[Dataset items]
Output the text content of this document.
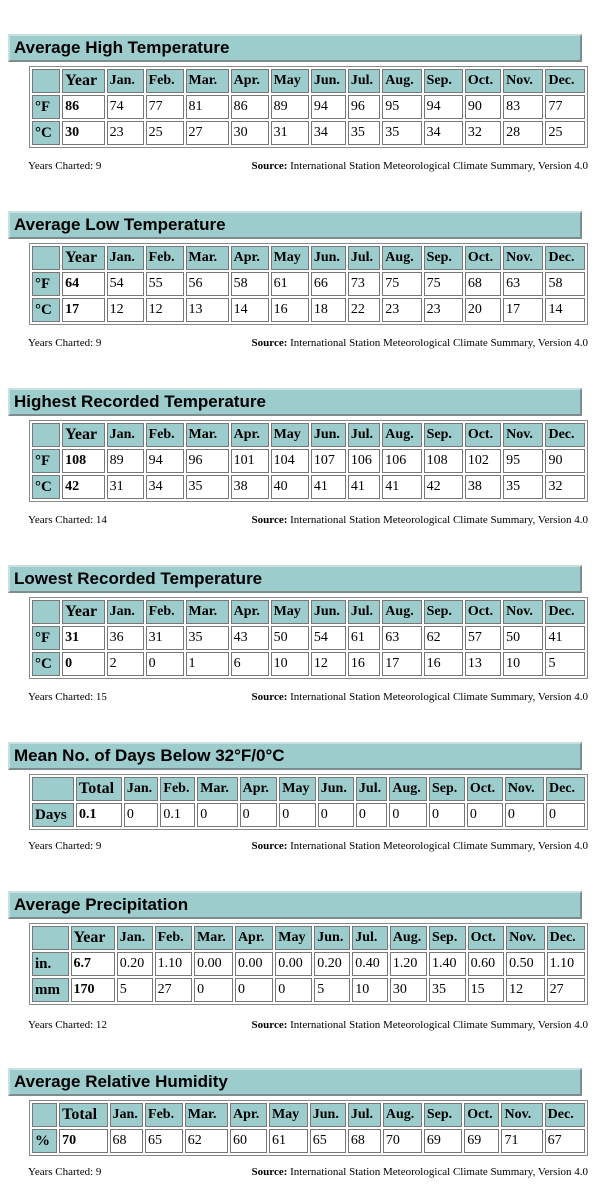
Average High Temperature
	Year	Jan.	Feb.	Mar.	Apr.	May	Jun.	Jul.	Aug.	Sep.	Oct.	Nov.	Dec.
°F	86	74	77	81	86	89	94	96	95	94	90	83	77
°C	30	23	25	27	30	31	34	35	35	34	32	28	25
Years Charted: 9	Source: International Station Meteorological Climate Summary, Version 4.0
Average Low Temperature
	Year	Jan.	Feb.	Mar.	Apr.	May	Jun.	Jul.	Aug.	Sep.	Oct.	Nov.	Dec.
°F	64	54	55	56	58	61	66	73	75	75	68	63	58
°C	17	12	12	13	14	16	18	22	23	23	20	17	14
Years Charted: 9	Source: International Station Meteorological Climate Summary, Version 4.0
Highest Recorded Temperature
	Year	Jan.	Feb.	Mar.	Apr.	May	Jun.	Jul.	Aug.	Sep.	Oct.	Nov.	Dec.
°F	108	89	94	96	101	104	107	106	106	108	102	95	90
°C	42	31	34	35	38	40	41	41	41	42	38	35	32
Years Charted: 14	Source: International Station Meteorological Climate Summary, Version 4.0
Lowest Recorded Temperature
	Year	Jan.	Feb.	Mar.	Apr.	May	Jun.	Jul.	Aug.	Sep.	Oct.	Nov.	Dec.
°F	31	36	31	35	43	50	54	61	63	62	57	50	41
°C	0	2	0	1	6	10	12	16	17	16	13	10	5
Years Charted: 15	Source: International Station Meteorological Climate Summary, Version 4.0
Mean No. of Days Below 32°F/0°C
	Total	Jan.	Feb.	Mar.	Apr.	May	Jun.	Jul.	Aug.	Sep.	Oct.	Nov.	Dec.
Days	0.1	0	0.1	0	0	0	0	0	0	0	0	0	0
Years Charted: 9	Source: International Station Meteorological Climate Summary, Version 4.0
Average Precipitation
	Year	Jan.	Feb.	Mar.	Apr.	May	Jun.	Jul.	Aug.	Sep.	Oct.	Nov.	Dec.
in.	6.7	0.20	1.10	0.00	0.00	0.00	0.20	0.40	1.20	1.40	0.60	0.50	1.10
mm	170	5	27	0	0	0	5	10	30	35	15	12	27
Years Charted: 12	Source: International Station Meteorological Climate Summary, Version 4.0
Average Relative Humidity
	Total	Jan.	Feb.	Mar.	Apr.	May	Jun.	Jul.	Aug.	Sep.	Oct.	Nov.	Dec.
%	70	68	65	62	60	61	65	68	70	69	69	71	67
Years Charted: 9	Source: International Station Meteorological Climate Summary, Version 4.0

Given instruction :: Note how many lines in the listing above hold the string "Average", then give only that figure.

Task solution :: 4